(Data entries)
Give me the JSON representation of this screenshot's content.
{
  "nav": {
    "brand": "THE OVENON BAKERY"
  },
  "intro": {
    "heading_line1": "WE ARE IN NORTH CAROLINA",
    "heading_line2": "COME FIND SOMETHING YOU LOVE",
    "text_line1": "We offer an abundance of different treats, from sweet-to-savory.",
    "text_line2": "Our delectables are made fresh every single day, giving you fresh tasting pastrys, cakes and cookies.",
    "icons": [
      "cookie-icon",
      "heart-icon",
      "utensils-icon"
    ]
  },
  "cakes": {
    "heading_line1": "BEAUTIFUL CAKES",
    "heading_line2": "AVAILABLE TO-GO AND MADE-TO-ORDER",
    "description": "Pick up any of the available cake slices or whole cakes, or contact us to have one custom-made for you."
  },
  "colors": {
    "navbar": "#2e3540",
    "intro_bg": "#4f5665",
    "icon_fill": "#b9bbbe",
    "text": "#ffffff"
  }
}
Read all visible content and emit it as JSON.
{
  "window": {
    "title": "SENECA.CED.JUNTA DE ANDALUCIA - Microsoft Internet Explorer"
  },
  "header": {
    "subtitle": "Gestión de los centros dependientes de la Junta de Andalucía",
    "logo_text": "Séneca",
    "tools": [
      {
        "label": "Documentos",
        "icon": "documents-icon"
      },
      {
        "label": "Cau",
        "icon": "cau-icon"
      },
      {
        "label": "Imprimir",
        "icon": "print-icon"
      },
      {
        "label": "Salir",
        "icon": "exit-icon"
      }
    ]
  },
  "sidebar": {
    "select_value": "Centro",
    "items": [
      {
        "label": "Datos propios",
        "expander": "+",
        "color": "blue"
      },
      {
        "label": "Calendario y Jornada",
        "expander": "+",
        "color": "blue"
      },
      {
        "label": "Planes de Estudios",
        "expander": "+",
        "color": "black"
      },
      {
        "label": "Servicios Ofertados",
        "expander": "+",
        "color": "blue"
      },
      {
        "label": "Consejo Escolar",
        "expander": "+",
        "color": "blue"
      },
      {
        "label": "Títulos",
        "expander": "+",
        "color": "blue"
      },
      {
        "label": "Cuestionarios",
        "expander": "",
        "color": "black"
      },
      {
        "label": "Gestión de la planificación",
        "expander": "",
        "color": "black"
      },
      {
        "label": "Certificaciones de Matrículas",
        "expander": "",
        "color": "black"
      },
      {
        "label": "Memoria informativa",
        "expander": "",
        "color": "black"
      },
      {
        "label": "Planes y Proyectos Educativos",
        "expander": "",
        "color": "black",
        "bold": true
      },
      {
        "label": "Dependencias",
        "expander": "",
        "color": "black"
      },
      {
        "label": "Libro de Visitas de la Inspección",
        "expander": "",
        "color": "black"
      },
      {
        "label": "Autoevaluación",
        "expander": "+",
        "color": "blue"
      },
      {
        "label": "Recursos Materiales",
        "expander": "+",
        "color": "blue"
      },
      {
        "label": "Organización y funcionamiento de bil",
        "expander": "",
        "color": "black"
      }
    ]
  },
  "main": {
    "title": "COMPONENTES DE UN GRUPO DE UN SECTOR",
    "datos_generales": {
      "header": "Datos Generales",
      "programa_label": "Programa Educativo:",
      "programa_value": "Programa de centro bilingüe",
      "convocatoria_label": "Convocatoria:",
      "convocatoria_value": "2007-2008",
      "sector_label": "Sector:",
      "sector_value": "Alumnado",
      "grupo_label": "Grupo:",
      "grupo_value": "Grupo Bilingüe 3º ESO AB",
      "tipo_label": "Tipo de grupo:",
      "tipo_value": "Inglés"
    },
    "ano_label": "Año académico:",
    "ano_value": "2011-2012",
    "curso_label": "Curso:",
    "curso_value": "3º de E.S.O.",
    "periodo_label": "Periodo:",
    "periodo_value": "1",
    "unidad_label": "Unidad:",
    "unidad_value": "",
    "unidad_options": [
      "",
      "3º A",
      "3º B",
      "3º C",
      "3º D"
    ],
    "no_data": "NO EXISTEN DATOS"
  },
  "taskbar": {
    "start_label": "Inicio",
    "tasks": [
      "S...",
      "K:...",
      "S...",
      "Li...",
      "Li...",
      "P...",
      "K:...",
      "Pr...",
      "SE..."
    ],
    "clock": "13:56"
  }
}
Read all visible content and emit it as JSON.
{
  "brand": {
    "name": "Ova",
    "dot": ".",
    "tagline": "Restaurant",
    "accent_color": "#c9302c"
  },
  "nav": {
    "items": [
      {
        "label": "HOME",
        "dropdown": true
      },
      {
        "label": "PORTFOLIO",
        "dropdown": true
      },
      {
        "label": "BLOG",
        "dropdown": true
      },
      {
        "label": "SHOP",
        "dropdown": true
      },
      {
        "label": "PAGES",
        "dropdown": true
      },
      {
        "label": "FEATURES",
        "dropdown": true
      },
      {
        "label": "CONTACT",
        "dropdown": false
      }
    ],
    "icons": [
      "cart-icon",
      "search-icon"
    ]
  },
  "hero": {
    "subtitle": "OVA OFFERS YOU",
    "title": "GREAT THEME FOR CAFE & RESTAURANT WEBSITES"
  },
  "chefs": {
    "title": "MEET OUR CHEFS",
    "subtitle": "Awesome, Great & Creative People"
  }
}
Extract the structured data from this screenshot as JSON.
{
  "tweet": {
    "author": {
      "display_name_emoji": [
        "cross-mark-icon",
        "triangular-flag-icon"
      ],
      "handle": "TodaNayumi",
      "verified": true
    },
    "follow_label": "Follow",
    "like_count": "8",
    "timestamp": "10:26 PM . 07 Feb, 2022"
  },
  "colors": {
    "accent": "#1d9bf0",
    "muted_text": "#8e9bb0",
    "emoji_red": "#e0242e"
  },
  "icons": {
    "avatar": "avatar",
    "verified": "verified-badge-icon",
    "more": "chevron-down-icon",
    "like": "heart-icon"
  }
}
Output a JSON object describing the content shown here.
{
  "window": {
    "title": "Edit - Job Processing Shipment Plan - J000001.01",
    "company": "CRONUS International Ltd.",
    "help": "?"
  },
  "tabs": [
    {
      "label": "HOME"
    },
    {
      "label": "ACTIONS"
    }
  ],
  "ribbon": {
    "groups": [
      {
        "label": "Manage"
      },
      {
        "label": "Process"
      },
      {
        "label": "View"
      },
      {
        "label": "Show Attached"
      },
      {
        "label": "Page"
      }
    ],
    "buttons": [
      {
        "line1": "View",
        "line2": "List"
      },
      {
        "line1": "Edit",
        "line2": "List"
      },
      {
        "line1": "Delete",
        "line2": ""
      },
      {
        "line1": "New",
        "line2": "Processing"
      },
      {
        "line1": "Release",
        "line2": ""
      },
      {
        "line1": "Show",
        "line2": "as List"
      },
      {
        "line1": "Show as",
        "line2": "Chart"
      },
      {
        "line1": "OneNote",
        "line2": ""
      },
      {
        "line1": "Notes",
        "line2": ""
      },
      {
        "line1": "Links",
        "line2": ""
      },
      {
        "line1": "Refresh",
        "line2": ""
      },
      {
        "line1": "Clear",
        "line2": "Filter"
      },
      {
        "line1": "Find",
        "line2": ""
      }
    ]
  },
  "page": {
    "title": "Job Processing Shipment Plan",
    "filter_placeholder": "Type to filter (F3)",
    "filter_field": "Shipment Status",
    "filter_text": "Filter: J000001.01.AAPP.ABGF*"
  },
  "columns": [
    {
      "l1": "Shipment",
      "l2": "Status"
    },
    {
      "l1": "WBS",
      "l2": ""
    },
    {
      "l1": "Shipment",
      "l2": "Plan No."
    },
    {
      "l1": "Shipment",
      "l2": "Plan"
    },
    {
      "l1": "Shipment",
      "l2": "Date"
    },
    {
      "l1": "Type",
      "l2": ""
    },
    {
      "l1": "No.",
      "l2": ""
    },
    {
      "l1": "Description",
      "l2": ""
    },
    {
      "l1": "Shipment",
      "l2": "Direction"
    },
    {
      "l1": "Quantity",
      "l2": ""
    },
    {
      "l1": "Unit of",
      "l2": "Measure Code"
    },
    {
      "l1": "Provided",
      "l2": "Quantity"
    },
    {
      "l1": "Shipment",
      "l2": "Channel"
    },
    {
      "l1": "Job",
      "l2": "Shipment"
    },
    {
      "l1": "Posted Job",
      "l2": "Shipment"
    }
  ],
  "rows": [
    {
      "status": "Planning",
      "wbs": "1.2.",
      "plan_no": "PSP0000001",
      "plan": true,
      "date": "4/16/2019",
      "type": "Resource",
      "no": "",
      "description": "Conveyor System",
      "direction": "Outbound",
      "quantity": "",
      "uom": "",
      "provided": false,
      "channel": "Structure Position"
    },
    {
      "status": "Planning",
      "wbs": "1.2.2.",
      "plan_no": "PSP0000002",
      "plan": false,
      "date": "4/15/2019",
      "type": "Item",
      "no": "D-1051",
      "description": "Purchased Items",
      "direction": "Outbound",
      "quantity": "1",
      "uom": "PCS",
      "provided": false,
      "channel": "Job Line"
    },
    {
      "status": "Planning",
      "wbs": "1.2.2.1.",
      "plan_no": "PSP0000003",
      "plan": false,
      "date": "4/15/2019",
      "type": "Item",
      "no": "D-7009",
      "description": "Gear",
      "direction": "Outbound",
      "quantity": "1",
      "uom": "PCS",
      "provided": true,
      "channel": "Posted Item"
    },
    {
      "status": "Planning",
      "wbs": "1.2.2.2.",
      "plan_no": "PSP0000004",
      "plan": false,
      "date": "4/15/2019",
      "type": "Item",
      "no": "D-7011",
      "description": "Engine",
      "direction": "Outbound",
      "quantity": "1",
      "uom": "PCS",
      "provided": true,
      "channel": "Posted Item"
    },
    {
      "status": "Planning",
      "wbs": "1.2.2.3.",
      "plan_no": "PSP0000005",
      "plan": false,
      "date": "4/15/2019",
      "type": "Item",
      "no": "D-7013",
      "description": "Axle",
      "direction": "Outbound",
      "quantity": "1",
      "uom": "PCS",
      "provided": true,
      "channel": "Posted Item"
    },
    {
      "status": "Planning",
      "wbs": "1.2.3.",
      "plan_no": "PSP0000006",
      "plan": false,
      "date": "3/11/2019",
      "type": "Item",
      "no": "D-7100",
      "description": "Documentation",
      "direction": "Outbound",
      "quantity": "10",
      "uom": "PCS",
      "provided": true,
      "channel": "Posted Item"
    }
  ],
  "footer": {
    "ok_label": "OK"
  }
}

▶ _Objective_: In the records above, find each line holding "content" and copy it.

▶ _Finished task_:
Give me the JSON representation of this screenshot's content.
Read all visible content and emit it as JSON.
Read all visible content and emit it as JSON.
Output a JSON object describing the content shown here.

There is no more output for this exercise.